Source data:
***
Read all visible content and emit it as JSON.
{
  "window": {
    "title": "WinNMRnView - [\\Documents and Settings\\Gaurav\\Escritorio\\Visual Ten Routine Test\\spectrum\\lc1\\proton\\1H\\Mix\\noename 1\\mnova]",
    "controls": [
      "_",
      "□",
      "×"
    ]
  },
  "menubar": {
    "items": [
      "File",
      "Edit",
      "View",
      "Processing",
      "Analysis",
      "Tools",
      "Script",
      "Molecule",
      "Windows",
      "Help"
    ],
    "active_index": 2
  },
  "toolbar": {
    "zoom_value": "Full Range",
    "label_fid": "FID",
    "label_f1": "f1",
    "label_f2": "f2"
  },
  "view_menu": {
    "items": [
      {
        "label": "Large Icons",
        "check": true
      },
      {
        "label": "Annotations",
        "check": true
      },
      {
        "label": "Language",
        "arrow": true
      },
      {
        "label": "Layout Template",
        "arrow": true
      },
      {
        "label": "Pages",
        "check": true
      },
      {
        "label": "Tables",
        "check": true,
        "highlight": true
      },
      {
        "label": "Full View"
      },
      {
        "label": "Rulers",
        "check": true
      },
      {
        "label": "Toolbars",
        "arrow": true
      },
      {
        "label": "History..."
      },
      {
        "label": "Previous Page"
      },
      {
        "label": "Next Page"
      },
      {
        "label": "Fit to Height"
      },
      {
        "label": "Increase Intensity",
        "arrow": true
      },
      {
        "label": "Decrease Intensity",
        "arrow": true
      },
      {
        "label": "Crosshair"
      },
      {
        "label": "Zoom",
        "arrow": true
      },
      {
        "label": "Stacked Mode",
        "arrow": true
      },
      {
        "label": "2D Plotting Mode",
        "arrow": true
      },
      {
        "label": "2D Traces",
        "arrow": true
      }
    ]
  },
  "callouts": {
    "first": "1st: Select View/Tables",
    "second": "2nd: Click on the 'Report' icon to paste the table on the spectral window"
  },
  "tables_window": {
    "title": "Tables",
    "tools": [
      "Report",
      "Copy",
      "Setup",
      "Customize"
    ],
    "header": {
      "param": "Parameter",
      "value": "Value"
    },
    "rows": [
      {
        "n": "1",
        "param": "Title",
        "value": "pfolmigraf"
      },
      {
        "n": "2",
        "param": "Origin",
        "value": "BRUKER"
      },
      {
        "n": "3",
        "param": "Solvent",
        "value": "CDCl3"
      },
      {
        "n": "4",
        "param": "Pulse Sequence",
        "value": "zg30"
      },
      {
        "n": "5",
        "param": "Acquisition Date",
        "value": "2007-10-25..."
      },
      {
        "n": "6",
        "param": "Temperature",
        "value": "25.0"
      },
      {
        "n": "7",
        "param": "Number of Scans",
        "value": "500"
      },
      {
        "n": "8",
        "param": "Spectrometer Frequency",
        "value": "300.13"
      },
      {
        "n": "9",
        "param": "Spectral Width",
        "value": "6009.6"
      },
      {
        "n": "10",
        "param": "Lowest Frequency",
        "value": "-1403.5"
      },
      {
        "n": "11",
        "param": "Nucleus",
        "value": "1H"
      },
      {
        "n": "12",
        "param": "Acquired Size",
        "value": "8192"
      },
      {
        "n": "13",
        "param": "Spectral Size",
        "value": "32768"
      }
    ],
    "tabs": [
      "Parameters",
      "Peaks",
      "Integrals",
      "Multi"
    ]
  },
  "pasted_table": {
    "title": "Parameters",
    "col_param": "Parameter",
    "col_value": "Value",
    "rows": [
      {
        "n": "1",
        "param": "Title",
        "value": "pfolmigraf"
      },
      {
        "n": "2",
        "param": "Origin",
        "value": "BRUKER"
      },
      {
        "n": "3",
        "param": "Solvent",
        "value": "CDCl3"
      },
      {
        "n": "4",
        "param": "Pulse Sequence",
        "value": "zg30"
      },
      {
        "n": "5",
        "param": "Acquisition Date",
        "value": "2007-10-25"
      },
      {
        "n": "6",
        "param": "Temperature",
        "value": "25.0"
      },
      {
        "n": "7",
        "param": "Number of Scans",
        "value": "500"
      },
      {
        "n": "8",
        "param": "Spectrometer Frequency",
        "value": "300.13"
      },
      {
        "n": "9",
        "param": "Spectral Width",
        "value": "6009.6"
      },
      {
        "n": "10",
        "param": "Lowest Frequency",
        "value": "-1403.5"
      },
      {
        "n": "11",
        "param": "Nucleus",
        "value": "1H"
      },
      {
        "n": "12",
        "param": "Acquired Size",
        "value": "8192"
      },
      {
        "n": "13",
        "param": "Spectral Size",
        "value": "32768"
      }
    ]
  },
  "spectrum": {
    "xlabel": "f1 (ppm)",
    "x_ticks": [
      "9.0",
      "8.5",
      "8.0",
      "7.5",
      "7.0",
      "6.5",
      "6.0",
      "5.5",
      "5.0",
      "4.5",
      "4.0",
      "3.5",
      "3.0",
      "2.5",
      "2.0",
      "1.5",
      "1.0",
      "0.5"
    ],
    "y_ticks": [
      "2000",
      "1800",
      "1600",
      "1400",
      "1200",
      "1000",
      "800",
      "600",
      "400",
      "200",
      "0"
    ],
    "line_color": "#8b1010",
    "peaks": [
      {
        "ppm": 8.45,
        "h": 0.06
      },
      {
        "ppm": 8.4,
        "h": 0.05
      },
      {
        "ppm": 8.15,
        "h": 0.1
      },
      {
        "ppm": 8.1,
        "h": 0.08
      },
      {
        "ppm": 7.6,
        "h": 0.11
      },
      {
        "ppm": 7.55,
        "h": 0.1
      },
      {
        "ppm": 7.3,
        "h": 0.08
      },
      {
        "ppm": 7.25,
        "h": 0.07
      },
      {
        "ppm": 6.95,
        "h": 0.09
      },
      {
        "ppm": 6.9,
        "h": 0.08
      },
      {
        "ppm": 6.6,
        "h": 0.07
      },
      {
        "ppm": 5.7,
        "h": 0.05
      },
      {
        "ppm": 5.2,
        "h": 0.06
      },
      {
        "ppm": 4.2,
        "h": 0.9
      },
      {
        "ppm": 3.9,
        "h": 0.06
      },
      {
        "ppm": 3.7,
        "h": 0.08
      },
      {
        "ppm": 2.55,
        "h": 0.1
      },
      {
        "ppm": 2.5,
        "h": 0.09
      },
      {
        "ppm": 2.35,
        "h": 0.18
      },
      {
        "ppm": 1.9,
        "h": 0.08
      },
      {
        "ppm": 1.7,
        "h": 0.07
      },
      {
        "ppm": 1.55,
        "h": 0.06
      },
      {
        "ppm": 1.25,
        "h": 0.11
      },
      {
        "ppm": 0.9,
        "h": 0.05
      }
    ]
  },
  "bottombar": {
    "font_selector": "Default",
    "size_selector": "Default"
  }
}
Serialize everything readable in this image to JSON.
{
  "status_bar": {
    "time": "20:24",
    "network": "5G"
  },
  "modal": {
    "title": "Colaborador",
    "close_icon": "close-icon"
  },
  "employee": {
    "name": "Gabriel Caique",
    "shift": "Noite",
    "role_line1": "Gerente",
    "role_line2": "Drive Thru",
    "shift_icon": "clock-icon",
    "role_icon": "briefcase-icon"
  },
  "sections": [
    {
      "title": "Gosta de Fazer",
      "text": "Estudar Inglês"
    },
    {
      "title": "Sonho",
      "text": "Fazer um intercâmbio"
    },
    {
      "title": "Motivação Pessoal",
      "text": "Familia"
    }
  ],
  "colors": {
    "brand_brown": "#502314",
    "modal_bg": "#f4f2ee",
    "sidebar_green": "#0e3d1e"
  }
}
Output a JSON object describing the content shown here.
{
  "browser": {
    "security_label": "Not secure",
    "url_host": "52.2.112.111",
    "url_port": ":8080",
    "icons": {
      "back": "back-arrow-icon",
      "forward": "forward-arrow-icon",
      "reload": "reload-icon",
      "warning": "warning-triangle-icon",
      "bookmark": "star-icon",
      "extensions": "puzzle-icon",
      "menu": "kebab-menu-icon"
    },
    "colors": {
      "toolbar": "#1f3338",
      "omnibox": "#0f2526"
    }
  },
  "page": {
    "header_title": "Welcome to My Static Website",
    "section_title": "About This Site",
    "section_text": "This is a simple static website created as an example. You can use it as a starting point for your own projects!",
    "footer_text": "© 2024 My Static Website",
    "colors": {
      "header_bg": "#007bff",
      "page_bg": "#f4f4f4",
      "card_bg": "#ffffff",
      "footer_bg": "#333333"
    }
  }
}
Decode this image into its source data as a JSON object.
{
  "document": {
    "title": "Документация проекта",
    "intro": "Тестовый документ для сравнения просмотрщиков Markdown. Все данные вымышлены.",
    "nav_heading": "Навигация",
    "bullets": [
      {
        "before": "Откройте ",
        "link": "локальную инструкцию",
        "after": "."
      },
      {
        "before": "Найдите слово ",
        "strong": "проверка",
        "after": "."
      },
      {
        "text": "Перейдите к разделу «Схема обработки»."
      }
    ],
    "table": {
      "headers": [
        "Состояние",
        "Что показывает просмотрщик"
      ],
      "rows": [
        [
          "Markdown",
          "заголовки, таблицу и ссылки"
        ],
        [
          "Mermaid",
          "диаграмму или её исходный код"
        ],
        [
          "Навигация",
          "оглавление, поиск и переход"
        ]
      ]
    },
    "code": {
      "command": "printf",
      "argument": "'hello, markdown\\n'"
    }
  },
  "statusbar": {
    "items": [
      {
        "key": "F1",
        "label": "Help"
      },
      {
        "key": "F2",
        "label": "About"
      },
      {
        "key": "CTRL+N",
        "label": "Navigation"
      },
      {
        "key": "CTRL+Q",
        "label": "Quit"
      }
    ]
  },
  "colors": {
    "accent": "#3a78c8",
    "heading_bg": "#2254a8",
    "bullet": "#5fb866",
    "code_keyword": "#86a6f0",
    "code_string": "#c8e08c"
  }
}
***
▶ STATED PROBLEM: Collect the complete line wherever the string "before" appears in the records.

▶ CORRECT RESULT:
        "before": "Откройте ",
        "before": "Найдите слово ",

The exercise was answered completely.